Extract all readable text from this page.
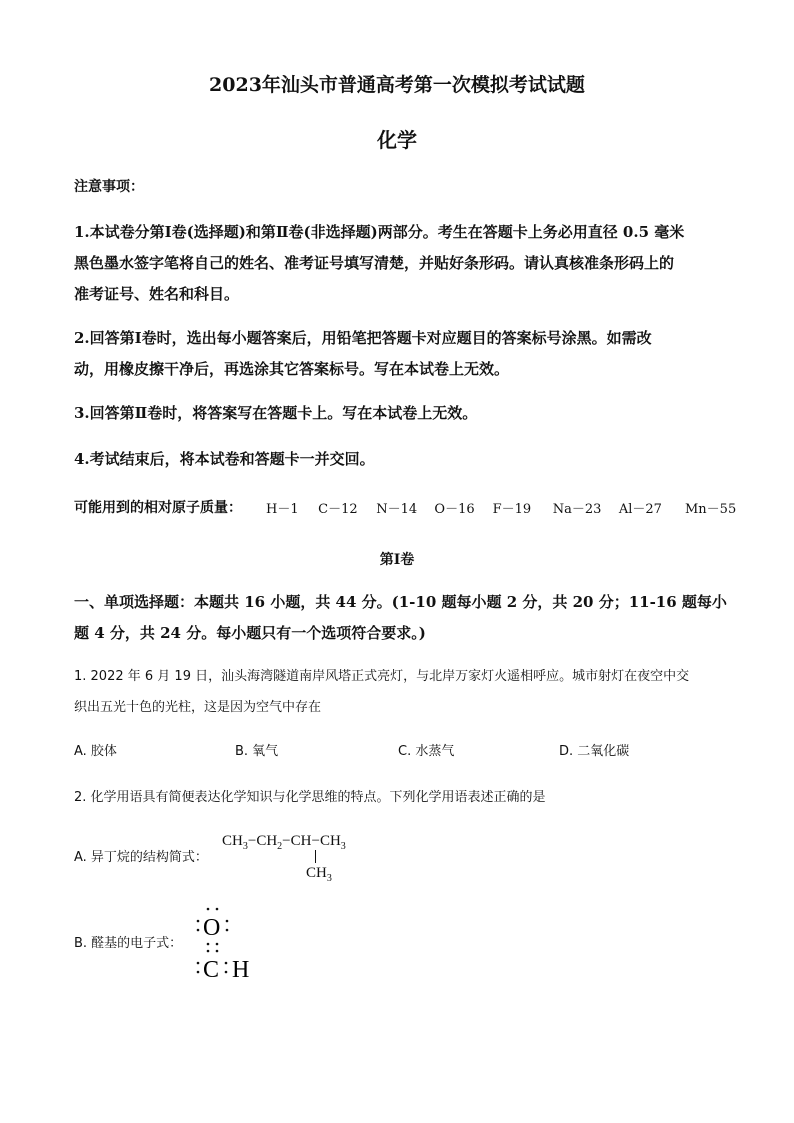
2023年汕头市普通高考第一次模拟考试试题
化学
注意事项：
1.本试卷分第Ⅰ卷(选择题)和第Ⅱ卷(非选择题)两部分。考生在答题卡上务必用直径 0.5 毫米
黑色墨水签字笔将自己的姓名、准考证号填写清楚，并贴好条形码。请认真核准条形码上的
准考证号、姓名和科目。
2.回答第Ⅰ卷时，选出每小题答案后，用铅笔把答题卡对应题目的答案标号涂黑。如需改
动，用橡皮擦干净后，再选涂其它答案标号。写在本试卷上无效。
3.回答第Ⅱ卷时，将答案写在答题卡上。写在本试卷上无效。
4.考试结束后，将本试卷和答题卡一并交回。
可能用到的相对原子质量： H－1 C－12 N－14 O－16 F－19 Na－23 Al－27 Mn－55
第Ⅰ卷
一、单项选择题：本题共 16 小题，共 44 分。(1-10 题每小题 2 分，共 20 分；11-16 题每小
题 4 分，共 24 分。每小题只有一个选项符合要求。)
1. 2022 年 6 月 19 日，汕头海湾隧道南岸风塔正式亮灯，与北岸万家灯火遥相呼应。城市射灯在夜空中交
织出五光十色的光柱，这是因为空气中存在
A. 胶体	B. 氧气	C. 水蒸气	D. 二氧化碳
2. 化学用语具有简便表达化学知识与化学思维的特点。下列化学用语表述正确的是
A. 异丁烷的结构简式：
$CH_3-CH_2-CH-CH_3$
$CH_3$
B. 醛基的电子式：
O
C H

☆ ☆ ☆ ☆ ☆

* [Task description]:
Copy out each record shown above without alteration, skipping any picture.

* [Response to the exercise]:
Extract all readable text from this page.
2023年汕头市普通高考第一次模拟考试试题
化学
注意事项：
1.本试卷分第Ⅰ卷(选择题)和第Ⅱ卷(非选择题)两部分。考生在答题卡上务必用直径 0.5 毫米
黑色墨水签字笔将自己的姓名、准考证号填写清楚，并贴好条形码。请认真核准条形码上的
准考证号、姓名和科目。
2.回答第Ⅰ卷时，选出每小题答案后，用铅笔把答题卡对应题目的答案标号涂黑。如需改
动，用橡皮擦干净后，再选涂其它答案标号。写在本试卷上无效。
3.回答第Ⅱ卷时，将答案写在答题卡上。写在本试卷上无效。
4.考试结束后，将本试卷和答题卡一并交回。
可能用到的相对原子质量： H－1 C－12 N－14 O－16 F－19 Na－23 Al－27 Mn－55
第Ⅰ卷
一、单项选择题：本题共 16 小题，共 44 分。(1-10 题每小题 2 分，共 20 分；11-16 题每小
题 4 分，共 24 分。每小题只有一个选项符合要求。)
1. 2022 年 6 月 19 日，汕头海湾隧道南岸风塔正式亮灯，与北岸万家灯火遥相呼应。城市射灯在夜空中交
织出五光十色的光柱，这是因为空气中存在
A. 胶体	B. 氧气	C. 水蒸气	D. 二氧化碳
2. 化学用语具有简便表达化学知识与化学思维的特点。下列化学用语表述正确的是
A. 异丁烷的结构简式：
$CH_3-CH_2-CH-CH_3$
$CH_3$
B. 醛基的电子式：
O
C H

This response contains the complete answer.